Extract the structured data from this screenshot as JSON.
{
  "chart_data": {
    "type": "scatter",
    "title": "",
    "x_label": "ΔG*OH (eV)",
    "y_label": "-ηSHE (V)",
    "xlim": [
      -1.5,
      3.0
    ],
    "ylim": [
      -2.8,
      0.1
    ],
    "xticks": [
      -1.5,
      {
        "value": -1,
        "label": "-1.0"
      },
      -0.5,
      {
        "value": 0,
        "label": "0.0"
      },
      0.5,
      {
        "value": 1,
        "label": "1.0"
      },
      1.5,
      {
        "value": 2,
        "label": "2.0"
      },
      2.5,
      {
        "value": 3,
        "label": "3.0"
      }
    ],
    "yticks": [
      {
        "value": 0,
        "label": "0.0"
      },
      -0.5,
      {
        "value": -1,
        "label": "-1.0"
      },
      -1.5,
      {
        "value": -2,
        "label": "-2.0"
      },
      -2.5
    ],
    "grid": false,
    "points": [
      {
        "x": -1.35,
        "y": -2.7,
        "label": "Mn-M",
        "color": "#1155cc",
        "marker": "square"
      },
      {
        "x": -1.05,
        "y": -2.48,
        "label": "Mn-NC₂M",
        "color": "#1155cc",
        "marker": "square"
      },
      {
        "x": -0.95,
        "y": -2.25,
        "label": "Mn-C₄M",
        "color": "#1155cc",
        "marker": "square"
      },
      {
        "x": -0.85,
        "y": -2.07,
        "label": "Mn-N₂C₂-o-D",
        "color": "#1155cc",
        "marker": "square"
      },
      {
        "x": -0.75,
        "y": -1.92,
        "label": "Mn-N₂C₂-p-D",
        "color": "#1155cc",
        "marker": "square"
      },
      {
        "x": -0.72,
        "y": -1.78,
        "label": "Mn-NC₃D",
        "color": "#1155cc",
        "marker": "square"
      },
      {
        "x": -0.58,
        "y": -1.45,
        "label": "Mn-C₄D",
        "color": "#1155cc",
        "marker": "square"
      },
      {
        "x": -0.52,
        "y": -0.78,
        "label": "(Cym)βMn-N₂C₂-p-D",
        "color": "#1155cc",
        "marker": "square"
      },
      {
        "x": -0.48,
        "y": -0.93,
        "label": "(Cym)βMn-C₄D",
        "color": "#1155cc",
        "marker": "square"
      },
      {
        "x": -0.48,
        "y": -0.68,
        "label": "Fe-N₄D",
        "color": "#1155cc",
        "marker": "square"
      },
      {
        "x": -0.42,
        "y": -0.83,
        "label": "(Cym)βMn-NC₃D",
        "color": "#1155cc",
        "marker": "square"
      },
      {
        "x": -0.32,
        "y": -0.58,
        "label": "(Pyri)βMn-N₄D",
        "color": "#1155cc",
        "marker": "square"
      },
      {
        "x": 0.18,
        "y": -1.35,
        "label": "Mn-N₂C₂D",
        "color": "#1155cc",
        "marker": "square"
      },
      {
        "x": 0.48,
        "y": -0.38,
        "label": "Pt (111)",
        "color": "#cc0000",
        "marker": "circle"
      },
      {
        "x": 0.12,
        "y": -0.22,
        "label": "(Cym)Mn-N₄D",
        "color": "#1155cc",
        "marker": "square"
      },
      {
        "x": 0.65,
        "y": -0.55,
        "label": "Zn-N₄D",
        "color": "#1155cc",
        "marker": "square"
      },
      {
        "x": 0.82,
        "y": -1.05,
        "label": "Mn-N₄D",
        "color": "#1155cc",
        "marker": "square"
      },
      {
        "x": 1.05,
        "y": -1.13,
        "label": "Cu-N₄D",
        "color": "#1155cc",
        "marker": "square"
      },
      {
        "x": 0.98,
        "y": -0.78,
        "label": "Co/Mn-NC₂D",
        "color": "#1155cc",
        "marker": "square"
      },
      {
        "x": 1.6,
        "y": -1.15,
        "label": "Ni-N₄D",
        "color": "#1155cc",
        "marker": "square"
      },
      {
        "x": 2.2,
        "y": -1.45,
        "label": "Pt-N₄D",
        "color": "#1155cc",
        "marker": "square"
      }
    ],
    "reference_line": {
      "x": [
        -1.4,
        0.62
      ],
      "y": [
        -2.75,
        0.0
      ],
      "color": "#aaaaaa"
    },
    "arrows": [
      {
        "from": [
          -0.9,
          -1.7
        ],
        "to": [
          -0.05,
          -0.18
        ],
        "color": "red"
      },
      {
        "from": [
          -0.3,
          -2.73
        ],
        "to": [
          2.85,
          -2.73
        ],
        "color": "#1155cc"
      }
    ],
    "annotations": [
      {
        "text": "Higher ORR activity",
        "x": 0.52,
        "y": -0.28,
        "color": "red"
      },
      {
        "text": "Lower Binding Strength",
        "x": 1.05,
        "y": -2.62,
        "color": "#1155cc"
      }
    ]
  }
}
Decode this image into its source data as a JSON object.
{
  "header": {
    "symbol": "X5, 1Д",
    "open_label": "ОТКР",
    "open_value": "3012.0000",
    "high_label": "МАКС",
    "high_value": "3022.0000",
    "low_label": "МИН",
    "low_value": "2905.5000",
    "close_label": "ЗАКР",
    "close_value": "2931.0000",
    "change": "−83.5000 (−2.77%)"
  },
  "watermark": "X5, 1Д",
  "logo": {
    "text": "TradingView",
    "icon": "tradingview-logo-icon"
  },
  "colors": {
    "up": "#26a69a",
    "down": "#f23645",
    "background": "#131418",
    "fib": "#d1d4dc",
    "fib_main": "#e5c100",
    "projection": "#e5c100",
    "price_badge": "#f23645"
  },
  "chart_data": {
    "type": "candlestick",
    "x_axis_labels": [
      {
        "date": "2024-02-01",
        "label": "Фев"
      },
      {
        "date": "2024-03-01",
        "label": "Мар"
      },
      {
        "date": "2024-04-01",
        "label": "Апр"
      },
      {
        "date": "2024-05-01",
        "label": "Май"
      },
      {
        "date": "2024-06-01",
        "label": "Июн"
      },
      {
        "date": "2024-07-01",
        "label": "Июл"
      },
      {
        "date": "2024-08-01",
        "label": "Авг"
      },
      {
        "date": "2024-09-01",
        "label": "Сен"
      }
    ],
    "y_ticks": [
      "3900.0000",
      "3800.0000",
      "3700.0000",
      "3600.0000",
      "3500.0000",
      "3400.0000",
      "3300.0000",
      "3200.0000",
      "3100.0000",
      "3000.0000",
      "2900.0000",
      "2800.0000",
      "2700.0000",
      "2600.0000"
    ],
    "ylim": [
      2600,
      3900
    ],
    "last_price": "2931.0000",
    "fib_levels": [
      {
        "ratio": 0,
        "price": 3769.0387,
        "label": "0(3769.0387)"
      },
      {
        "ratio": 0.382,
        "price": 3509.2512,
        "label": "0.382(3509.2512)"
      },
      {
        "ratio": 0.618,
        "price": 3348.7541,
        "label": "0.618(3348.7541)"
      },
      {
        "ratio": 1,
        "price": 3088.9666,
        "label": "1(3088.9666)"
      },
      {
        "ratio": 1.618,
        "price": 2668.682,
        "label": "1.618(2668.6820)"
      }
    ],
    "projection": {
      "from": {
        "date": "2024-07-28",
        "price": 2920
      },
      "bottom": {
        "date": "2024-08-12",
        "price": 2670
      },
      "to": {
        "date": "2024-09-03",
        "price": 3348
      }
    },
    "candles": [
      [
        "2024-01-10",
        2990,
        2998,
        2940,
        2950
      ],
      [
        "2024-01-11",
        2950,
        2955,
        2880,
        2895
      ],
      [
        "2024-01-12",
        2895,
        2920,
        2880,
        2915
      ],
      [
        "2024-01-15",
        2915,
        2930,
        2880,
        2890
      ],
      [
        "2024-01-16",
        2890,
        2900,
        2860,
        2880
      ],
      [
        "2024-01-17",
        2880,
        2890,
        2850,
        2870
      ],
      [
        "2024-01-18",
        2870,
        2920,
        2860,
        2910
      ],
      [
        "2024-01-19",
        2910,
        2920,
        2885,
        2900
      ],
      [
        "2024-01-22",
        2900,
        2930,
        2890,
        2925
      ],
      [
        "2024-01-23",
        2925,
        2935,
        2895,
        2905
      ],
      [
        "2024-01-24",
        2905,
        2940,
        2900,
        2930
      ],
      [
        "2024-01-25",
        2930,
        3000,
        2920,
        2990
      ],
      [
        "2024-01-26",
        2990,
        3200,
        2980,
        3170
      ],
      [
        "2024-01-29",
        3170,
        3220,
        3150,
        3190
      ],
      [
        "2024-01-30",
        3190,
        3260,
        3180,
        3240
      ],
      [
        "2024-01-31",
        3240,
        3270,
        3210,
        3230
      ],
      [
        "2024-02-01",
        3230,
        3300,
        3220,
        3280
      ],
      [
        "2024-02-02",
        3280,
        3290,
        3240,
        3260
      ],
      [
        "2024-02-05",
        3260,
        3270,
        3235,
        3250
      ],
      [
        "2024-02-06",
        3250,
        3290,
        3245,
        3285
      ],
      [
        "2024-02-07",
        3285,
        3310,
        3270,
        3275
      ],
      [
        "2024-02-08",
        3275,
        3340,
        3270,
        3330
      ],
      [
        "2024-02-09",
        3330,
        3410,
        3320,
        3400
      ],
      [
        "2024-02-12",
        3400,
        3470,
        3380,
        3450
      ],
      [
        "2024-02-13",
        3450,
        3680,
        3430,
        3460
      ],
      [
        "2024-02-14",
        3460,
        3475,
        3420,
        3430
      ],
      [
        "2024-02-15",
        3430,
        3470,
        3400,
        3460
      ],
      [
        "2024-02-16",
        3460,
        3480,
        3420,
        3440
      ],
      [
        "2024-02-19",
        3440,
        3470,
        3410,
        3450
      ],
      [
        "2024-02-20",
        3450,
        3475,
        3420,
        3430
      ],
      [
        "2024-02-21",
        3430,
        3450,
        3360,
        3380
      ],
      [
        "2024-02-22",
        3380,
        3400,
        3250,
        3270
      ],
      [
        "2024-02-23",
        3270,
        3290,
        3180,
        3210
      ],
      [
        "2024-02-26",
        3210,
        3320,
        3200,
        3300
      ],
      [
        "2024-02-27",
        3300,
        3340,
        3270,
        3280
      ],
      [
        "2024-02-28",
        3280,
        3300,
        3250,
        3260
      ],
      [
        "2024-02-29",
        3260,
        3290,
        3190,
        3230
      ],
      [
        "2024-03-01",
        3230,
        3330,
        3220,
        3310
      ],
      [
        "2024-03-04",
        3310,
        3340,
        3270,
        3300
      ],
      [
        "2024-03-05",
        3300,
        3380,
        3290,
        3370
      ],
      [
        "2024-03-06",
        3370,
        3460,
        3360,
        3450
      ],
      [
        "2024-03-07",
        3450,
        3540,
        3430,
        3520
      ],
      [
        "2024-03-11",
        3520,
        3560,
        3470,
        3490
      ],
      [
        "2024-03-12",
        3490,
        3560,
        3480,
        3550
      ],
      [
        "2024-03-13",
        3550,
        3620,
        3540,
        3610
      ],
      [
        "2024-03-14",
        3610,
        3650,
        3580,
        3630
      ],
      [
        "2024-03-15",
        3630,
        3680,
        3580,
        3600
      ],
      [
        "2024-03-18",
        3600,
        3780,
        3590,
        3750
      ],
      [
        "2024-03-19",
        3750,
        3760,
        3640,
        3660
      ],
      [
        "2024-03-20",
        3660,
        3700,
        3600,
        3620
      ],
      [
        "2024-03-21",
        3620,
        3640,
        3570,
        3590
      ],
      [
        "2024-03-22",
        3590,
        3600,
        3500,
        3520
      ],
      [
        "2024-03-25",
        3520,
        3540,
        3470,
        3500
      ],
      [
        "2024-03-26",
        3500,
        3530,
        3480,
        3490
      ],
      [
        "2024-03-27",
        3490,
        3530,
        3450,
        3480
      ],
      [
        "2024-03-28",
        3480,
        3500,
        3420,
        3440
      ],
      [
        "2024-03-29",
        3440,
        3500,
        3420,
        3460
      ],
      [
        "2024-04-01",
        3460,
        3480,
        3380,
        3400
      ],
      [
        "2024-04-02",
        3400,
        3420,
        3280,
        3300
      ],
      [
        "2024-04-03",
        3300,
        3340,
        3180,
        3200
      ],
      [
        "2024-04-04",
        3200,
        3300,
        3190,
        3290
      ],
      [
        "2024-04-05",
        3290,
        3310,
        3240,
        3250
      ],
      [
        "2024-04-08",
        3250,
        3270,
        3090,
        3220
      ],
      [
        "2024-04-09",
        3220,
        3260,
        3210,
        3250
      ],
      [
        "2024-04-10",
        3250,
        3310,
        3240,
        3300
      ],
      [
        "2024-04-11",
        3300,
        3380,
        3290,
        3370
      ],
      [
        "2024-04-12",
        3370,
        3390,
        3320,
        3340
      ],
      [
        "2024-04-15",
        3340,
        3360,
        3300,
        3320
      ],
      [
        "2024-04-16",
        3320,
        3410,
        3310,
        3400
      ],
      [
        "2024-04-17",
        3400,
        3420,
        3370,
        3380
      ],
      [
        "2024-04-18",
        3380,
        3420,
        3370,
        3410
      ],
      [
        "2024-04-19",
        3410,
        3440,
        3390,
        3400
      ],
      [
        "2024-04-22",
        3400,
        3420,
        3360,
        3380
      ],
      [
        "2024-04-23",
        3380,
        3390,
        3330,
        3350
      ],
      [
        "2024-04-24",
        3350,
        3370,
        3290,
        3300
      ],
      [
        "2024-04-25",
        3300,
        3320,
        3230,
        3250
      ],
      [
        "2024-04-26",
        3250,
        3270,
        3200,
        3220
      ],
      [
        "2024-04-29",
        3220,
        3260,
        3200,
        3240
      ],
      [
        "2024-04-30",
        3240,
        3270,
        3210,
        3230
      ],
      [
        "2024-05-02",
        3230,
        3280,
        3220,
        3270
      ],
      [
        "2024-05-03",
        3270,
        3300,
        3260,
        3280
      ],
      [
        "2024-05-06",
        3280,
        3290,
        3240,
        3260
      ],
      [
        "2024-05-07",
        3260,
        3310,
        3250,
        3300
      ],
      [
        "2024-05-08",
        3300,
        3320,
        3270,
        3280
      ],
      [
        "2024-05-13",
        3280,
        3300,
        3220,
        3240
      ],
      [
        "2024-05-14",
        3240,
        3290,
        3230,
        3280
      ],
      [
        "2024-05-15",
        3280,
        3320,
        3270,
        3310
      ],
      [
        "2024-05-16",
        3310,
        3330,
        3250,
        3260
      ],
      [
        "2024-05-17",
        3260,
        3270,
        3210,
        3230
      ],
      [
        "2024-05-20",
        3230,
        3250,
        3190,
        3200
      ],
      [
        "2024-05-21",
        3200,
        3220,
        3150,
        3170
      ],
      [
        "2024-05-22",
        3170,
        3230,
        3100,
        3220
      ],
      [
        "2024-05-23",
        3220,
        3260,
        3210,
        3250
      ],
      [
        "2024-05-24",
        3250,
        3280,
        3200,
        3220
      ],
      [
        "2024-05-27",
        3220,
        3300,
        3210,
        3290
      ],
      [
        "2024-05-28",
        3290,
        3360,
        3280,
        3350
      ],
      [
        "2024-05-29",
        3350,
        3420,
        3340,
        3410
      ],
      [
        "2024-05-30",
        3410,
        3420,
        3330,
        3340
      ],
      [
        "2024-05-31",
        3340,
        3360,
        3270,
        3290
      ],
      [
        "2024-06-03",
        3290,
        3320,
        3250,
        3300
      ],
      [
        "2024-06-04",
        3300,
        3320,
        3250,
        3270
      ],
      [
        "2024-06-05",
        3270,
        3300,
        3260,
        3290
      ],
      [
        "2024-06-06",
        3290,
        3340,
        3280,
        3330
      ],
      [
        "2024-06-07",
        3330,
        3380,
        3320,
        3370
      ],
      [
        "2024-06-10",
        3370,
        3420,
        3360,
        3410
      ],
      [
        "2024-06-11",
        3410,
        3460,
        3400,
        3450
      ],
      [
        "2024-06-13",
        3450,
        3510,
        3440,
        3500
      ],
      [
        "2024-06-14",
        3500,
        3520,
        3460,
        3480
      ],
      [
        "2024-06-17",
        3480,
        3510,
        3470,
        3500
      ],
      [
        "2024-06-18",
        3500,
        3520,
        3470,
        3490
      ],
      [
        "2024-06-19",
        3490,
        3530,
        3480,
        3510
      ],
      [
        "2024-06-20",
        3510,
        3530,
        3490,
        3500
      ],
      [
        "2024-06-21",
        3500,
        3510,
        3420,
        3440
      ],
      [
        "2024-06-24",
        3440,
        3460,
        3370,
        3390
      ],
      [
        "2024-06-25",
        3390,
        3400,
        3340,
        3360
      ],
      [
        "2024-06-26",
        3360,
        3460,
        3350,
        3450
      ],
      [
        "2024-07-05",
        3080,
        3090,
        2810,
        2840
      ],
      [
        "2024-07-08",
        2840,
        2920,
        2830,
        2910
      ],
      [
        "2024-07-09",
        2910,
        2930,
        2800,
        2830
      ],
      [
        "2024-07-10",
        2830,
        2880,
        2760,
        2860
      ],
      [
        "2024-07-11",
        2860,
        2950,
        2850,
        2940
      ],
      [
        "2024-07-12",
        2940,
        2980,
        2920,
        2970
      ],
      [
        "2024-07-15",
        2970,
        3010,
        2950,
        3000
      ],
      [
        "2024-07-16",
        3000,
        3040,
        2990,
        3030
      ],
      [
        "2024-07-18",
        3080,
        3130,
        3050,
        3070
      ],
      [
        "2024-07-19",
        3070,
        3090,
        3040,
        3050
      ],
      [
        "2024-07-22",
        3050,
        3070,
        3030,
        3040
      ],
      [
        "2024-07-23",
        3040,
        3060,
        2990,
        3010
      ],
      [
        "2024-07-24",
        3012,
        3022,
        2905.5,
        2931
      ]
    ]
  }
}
★ ★ ★ ★ ★
In the listing above, locate each line with "ratio" and copy it.

        "ratio": 0,
        "ratio": 0.382,
        "ratio": 0.618,
        "ratio": 1,
        "ratio": 1.618,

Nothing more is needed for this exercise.